▸ EXERCISE
Beginning with the line that contains "Read all visible content and emit it as JSON.", reproduce the remaining lines of the material exactly, up to and including the last one, but no pictures.

▸ DATASET ROWS
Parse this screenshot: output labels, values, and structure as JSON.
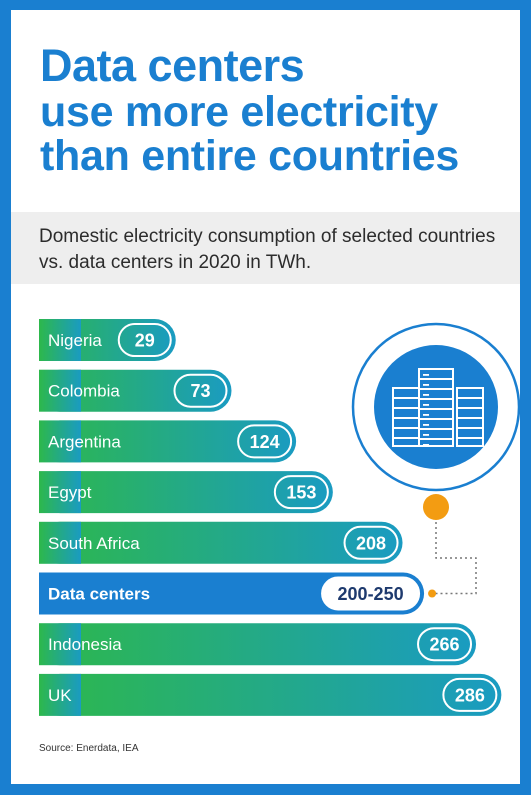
{
  "title": {
    "line1": "Data centers",
    "line2": "use more electricity",
    "line3": "than entire countries"
  },
  "subtitle": "Domestic electricity consumption of selected countries vs. data centers in 2020 in TWh.",
  "source": "Source: Enerdata, IEA",
  "colors": {
    "frame": "#1a7fd0",
    "country_bar_start": "#2db84b",
    "country_bar_end": "#1a9bc2",
    "data_center_bar": "#1a7fd0",
    "connector": "#f39c12",
    "icon_circle": "#1a7fd0"
  },
  "icons": {
    "data_center": "server-racks-icon"
  },
  "chart_data": {
    "type": "bar",
    "orientation": "horizontal",
    "unit": "TWh",
    "categories": [
      "Nigeria",
      "Colombia",
      "Argentina",
      "Egypt",
      "South Africa",
      "Data centers",
      "Indonesia",
      "UK"
    ],
    "values": [
      29,
      73,
      124,
      153,
      208,
      225,
      266,
      286
    ],
    "value_labels": [
      "29",
      "73",
      "124",
      "153",
      "208",
      "200-250",
      "266",
      "286"
    ],
    "highlight": "Data centers",
    "range": {
      "category": "Data centers",
      "min": 200,
      "max": 250
    }
  }
}
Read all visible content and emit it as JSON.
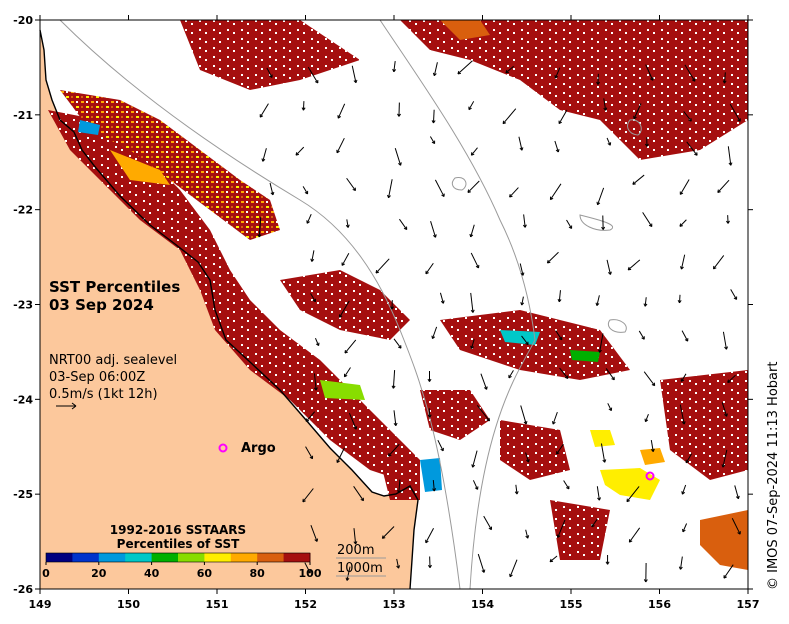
{
  "map": {
    "title_line1": "SST Percentiles",
    "title_line2": "03 Sep 2024",
    "info_line1": "NRT00 adj. sealevel",
    "info_line2": "03-Sep 06:00Z",
    "info_line3": "0.5m/s (1kt 12h)",
    "argo_label": "Argo",
    "x_ticks": [
      "149",
      "150",
      "151",
      "152",
      "153",
      "154",
      "155",
      "156",
      "157"
    ],
    "y_ticks": [
      "-20",
      "-21",
      "-22",
      "-23",
      "-24",
      "-25",
      "-26"
    ],
    "depth_contours": [
      "200m",
      "1000m"
    ],
    "credit": "© IMOS 07-Sep-2024 11:13 Hobart",
    "colors": {
      "land": "#fcc89c",
      "ocean": "#ffffff",
      "coast": "#000000",
      "contour": "#9a9a9a"
    }
  },
  "colorbar": {
    "title_line1": "1992-2016 SSTAARS",
    "title_line2": "Percentiles of SST",
    "tick_labels": [
      "0",
      "20",
      "40",
      "60",
      "80",
      "100"
    ],
    "colors": [
      "#000080",
      "#0033cc",
      "#0099dd",
      "#00c8c8",
      "#00b000",
      "#88dd00",
      "#ffee00",
      "#ffaa00",
      "#d95f0e",
      "#a50f0f"
    ]
  }
}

▸ FINAL RESULT
Read all visible content and emit it as JSON.
{
  "map": {
    "title_line1": "SST Percentiles",
    "title_line2": "03 Sep 2024",
    "info_line1": "NRT00 adj. sealevel",
    "info_line2": "03-Sep 06:00Z",
    "info_line3": "0.5m/s (1kt 12h)",
    "argo_label": "Argo",
    "x_ticks": [
      "149",
      "150",
      "151",
      "152",
      "153",
      "154",
      "155",
      "156",
      "157"
    ],
    "y_ticks": [
      "-20",
      "-21",
      "-22",
      "-23",
      "-24",
      "-25",
      "-26"
    ],
    "depth_contours": [
      "200m",
      "1000m"
    ],
    "credit": "© IMOS 07-Sep-2024 11:13 Hobart",
    "colors": {
      "land": "#fcc89c",
      "ocean": "#ffffff",
      "coast": "#000000",
      "contour": "#9a9a9a"
    }
  },
  "colorbar": {
    "title_line1": "1992-2016 SSTAARS",
    "title_line2": "Percentiles of SST",
    "tick_labels": [
      "0",
      "20",
      "40",
      "60",
      "80",
      "100"
    ],
    "colors": [
      "#000080",
      "#0033cc",
      "#0099dd",
      "#00c8c8",
      "#00b000",
      "#88dd00",
      "#ffee00",
      "#ffaa00",
      "#d95f0e",
      "#a50f0f"
    ]
  }
}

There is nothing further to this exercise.